*What to produce*.
Only the lines from the one with "Read all visible content and emit it as JSON." through the final line should be given again, exactly as they appear, minus the pictures.

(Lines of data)
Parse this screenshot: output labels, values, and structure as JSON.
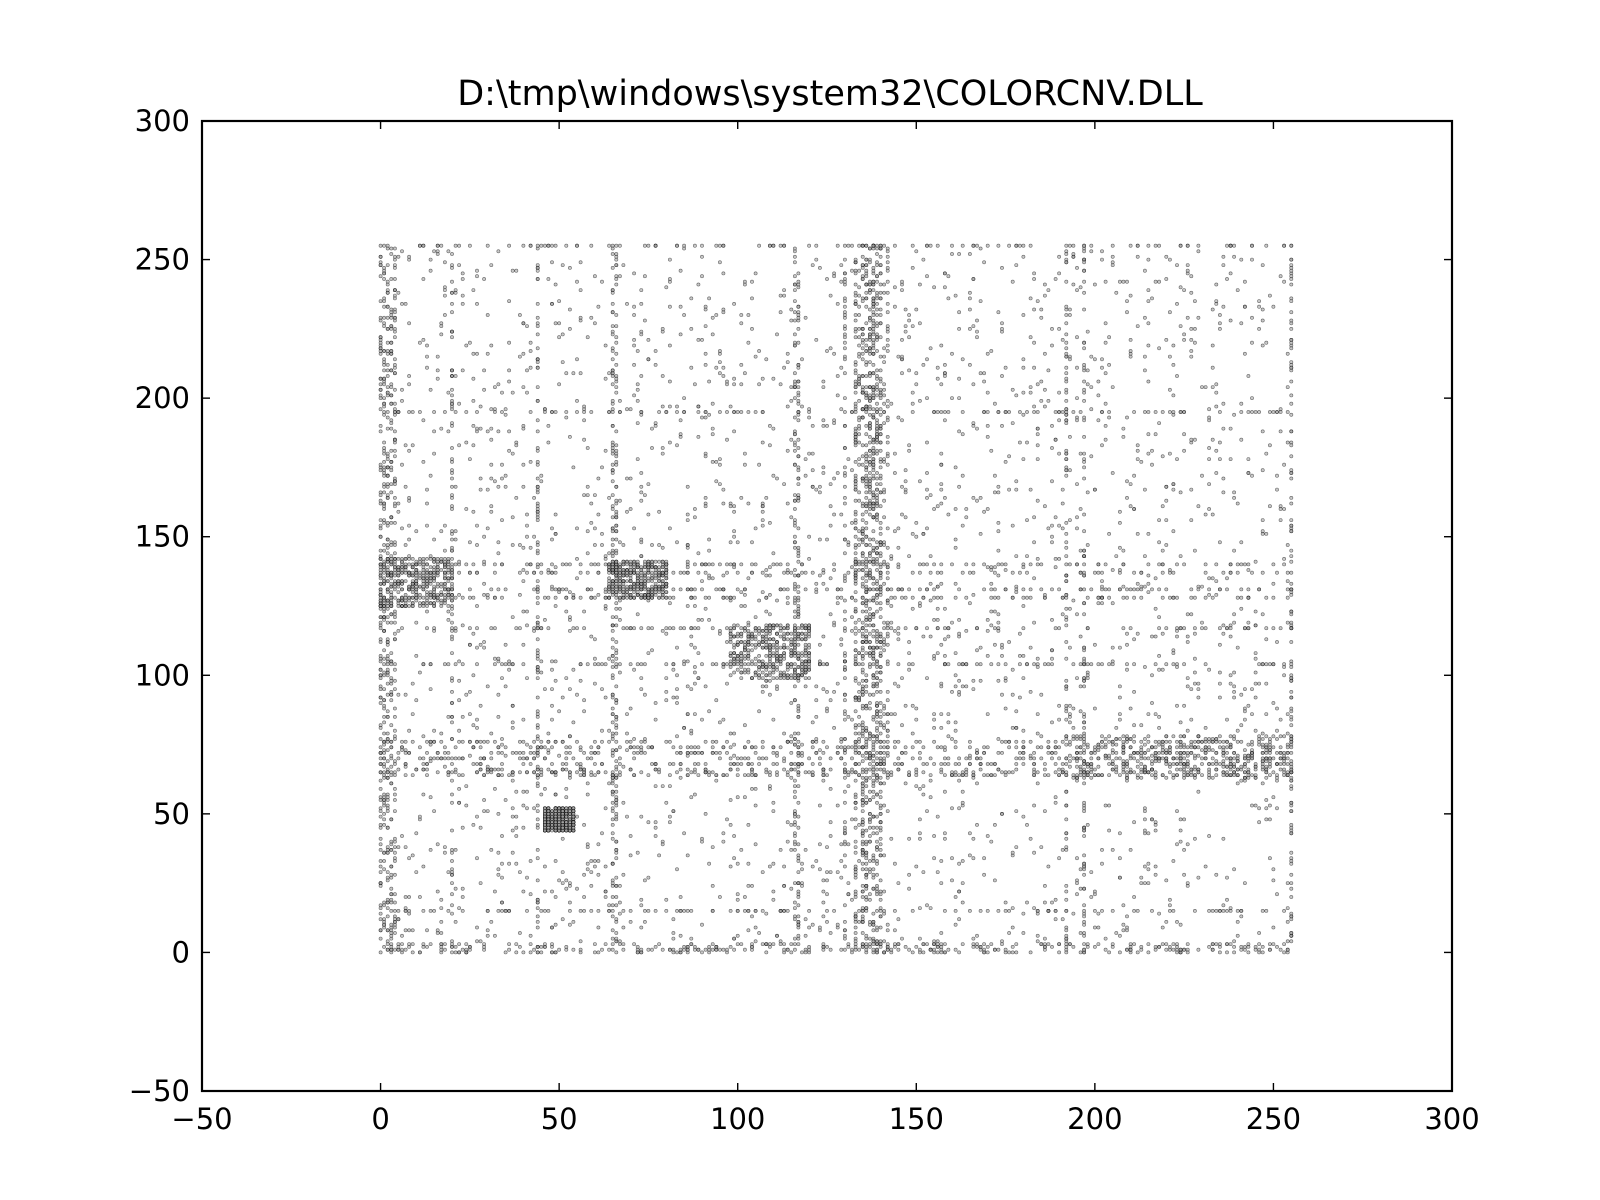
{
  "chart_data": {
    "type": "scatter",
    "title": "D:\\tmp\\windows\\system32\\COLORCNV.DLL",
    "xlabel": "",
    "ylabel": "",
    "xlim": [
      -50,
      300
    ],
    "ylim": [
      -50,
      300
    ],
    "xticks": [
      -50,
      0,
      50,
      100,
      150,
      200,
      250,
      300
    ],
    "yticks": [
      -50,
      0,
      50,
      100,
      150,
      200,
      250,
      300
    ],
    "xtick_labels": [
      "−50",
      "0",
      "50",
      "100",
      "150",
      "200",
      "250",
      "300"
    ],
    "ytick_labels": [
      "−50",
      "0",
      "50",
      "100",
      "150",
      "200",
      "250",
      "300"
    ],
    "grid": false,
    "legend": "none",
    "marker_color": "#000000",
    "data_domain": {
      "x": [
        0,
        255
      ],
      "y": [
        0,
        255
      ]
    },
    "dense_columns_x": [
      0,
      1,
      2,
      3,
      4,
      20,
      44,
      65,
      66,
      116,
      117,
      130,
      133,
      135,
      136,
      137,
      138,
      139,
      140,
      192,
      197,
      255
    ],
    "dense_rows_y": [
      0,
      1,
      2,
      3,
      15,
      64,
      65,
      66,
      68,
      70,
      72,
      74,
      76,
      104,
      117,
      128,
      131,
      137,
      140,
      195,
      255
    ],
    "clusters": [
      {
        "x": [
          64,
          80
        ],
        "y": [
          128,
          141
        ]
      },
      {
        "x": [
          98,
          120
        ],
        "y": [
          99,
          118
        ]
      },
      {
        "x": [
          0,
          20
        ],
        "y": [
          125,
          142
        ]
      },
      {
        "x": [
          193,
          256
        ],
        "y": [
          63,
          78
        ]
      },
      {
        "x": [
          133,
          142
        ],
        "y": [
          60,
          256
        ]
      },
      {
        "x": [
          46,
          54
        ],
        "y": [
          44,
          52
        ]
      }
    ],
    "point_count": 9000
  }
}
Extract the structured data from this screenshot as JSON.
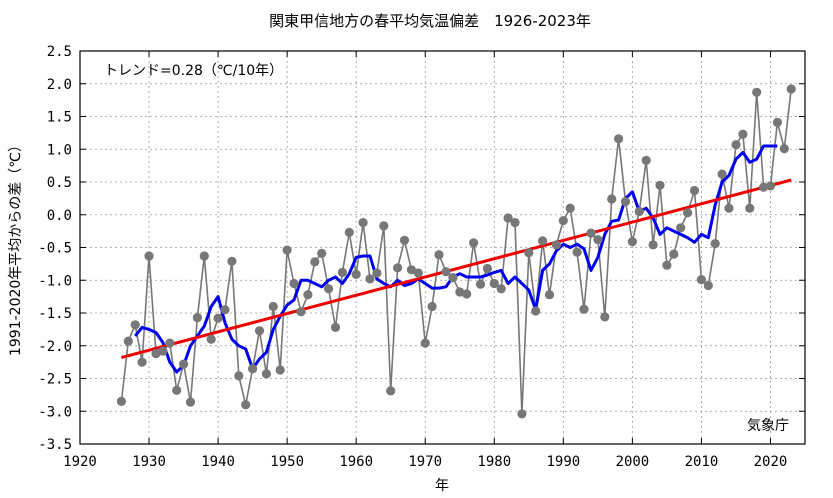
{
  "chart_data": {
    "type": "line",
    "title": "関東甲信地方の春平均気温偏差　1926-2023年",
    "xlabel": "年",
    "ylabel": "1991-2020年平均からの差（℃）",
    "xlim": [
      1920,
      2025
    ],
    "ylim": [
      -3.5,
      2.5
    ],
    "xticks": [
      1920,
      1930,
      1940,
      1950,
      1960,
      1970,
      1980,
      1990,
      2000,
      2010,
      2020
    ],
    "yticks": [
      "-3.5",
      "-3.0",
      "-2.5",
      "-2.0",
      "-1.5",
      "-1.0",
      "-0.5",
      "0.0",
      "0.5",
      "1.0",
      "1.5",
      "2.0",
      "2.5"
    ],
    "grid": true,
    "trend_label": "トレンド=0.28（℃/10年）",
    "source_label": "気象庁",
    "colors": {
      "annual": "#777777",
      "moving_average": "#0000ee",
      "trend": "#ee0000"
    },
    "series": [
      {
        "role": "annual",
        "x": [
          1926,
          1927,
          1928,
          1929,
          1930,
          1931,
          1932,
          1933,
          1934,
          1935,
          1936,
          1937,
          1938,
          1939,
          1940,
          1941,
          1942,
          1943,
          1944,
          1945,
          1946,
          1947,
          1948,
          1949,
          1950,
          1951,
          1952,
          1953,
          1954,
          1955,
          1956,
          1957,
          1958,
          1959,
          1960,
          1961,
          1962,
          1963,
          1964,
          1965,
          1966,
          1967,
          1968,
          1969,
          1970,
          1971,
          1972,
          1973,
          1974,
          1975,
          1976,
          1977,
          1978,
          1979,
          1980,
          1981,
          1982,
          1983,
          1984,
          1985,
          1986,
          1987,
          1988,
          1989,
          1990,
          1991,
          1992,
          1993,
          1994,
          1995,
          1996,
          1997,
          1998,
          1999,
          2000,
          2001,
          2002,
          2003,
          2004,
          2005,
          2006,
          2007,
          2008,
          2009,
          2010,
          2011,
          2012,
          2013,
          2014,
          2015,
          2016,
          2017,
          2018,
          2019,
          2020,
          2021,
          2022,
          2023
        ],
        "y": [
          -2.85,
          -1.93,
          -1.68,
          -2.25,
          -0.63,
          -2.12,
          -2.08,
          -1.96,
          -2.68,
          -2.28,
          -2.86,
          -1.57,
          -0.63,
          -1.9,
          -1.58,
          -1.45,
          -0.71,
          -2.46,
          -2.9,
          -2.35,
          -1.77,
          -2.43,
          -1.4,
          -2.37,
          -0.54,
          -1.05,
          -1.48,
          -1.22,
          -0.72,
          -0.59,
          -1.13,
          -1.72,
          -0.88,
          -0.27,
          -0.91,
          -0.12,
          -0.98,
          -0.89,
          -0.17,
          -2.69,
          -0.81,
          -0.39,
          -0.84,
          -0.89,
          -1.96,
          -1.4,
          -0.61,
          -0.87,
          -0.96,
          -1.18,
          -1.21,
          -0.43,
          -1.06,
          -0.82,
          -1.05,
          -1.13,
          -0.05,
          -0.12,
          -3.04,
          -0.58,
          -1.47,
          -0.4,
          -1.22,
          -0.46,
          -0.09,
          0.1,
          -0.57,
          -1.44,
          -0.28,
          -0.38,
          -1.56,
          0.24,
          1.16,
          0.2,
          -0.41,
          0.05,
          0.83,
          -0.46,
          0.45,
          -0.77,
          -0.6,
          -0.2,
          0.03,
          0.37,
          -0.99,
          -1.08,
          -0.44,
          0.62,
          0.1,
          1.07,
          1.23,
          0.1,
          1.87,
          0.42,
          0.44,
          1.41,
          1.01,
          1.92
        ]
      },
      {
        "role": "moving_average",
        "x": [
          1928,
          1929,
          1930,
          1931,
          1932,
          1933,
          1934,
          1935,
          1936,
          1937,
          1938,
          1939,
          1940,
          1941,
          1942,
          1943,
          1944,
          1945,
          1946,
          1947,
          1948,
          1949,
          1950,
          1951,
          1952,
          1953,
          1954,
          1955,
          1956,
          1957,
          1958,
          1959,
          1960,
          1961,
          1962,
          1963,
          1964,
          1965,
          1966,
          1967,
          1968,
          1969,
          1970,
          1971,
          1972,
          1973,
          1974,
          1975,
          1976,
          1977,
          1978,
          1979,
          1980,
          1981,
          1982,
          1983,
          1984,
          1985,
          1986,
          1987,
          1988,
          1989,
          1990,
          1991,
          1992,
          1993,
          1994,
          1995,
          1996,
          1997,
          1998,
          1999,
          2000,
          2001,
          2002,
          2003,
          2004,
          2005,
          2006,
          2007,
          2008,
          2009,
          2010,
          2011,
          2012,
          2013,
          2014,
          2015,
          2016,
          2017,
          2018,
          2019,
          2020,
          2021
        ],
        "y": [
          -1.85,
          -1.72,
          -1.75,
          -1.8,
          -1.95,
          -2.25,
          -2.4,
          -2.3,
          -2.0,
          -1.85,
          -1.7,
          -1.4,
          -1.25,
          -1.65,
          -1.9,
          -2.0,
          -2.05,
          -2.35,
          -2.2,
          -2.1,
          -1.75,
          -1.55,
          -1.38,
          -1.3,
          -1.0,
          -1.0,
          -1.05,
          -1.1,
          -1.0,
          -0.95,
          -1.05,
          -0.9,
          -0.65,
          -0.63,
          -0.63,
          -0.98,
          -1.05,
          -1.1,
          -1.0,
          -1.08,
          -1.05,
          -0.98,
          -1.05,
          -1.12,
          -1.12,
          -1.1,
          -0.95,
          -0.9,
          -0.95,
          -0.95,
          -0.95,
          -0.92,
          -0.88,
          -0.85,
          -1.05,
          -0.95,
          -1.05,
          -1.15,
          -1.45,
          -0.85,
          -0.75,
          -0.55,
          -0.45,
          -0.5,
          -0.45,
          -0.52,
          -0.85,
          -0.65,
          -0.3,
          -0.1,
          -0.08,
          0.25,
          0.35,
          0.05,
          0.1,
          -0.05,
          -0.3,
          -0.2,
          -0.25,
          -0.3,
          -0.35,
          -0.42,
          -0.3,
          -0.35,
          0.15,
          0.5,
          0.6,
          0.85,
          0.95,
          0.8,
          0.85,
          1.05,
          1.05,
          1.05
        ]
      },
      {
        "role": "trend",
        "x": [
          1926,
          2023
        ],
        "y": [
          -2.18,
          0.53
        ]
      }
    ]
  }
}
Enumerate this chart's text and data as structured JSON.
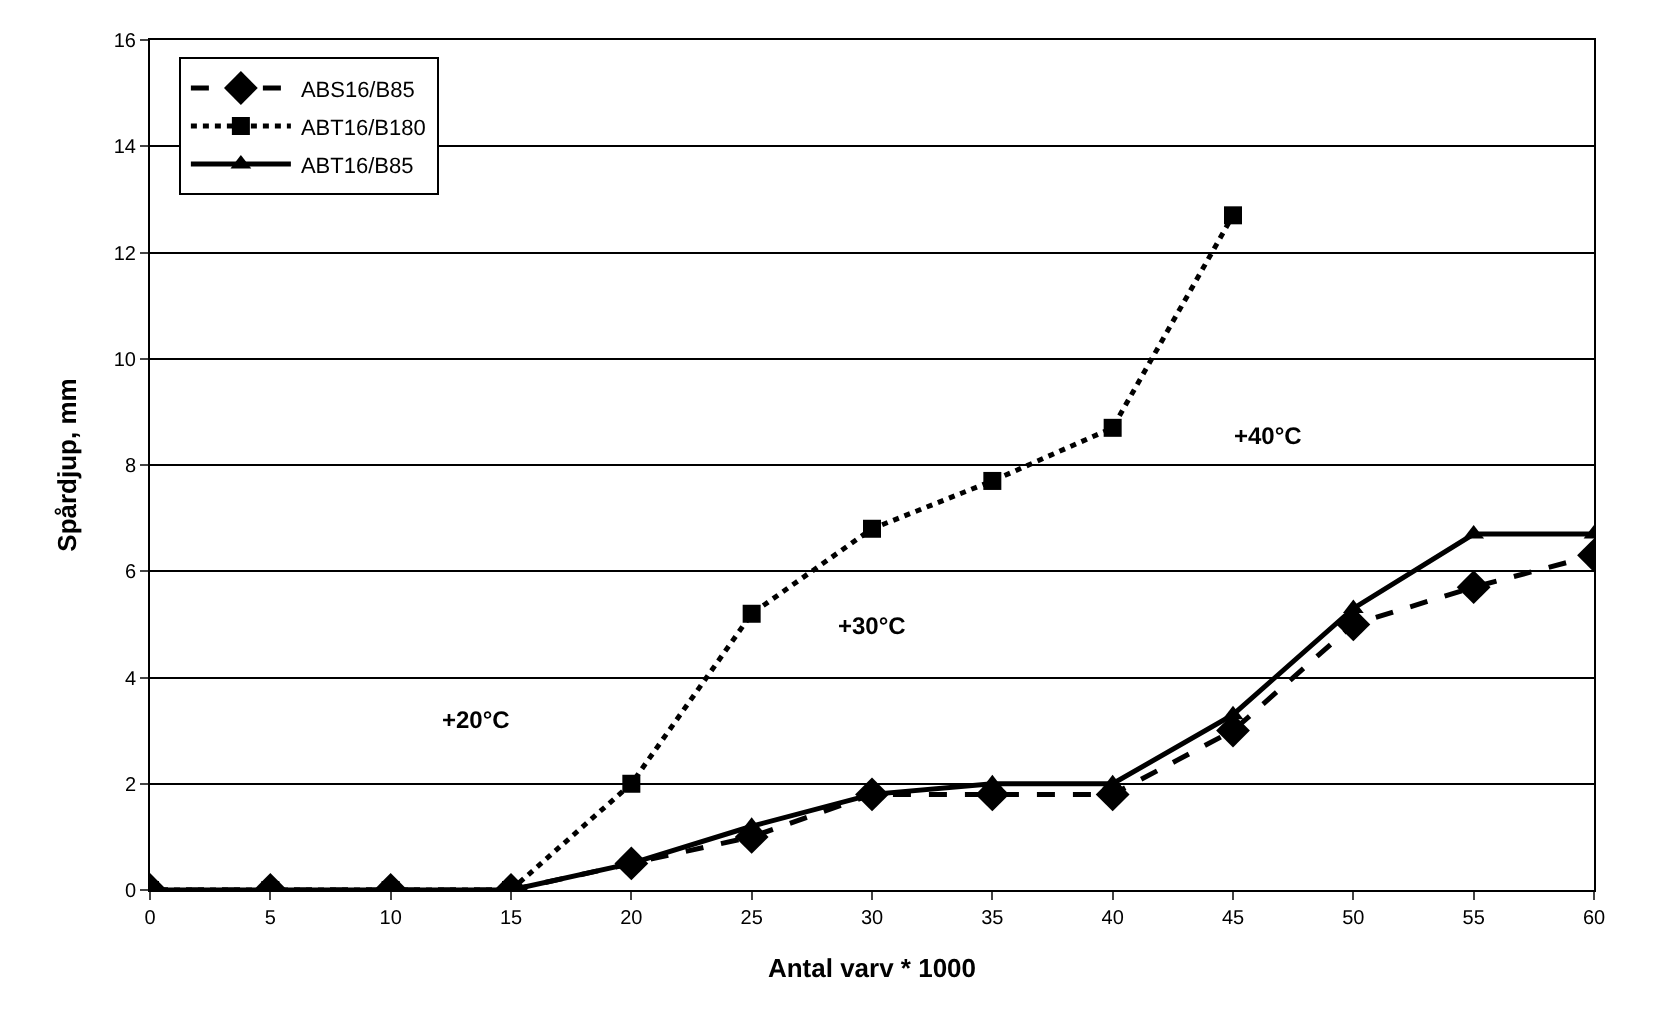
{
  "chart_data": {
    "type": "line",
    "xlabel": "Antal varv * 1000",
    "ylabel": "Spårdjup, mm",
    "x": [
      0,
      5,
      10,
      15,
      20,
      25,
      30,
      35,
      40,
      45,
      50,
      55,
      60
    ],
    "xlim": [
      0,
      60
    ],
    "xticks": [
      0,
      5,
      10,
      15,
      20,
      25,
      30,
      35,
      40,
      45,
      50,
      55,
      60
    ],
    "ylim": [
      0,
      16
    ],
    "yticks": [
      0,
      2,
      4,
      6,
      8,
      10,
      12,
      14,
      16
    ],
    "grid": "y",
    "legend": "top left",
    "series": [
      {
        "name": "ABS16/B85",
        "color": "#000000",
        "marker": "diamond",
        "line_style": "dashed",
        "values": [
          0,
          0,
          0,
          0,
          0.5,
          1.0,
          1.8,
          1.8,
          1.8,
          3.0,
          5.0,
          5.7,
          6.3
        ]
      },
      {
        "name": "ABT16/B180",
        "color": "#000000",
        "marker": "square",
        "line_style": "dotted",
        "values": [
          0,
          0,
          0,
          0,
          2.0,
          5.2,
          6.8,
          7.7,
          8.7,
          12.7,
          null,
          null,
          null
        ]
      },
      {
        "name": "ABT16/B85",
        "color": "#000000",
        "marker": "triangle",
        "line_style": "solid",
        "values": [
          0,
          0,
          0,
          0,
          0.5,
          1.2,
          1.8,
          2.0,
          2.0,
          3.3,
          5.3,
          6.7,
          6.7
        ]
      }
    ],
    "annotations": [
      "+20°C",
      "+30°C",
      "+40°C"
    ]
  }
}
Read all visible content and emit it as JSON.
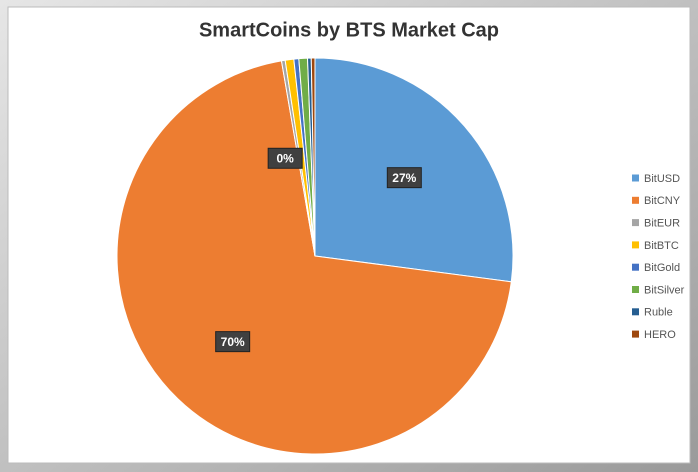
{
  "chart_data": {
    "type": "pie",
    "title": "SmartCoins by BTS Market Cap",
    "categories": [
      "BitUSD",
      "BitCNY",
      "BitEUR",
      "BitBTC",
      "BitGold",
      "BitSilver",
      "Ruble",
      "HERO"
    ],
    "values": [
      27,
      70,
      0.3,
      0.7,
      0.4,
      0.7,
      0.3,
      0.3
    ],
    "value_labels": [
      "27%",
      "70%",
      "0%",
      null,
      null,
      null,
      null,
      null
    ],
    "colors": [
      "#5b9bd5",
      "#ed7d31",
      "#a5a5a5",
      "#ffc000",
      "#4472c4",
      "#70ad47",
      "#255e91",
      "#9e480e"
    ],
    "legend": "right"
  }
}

*Complete output*.
Read all visible content and emit it as JSON.
{
  "chart_data": {
    "type": "pie",
    "title": "SmartCoins by BTS Market Cap",
    "categories": [
      "BitUSD",
      "BitCNY",
      "BitEUR",
      "BitBTC",
      "BitGold",
      "BitSilver",
      "Ruble",
      "HERO"
    ],
    "values": [
      27,
      70,
      0.3,
      0.7,
      0.4,
      0.7,
      0.3,
      0.3
    ],
    "value_labels": [
      "27%",
      "70%",
      "0%",
      null,
      null,
      null,
      null,
      null
    ],
    "colors": [
      "#5b9bd5",
      "#ed7d31",
      "#a5a5a5",
      "#ffc000",
      "#4472c4",
      "#70ad47",
      "#255e91",
      "#9e480e"
    ],
    "legend": "right"
  }
}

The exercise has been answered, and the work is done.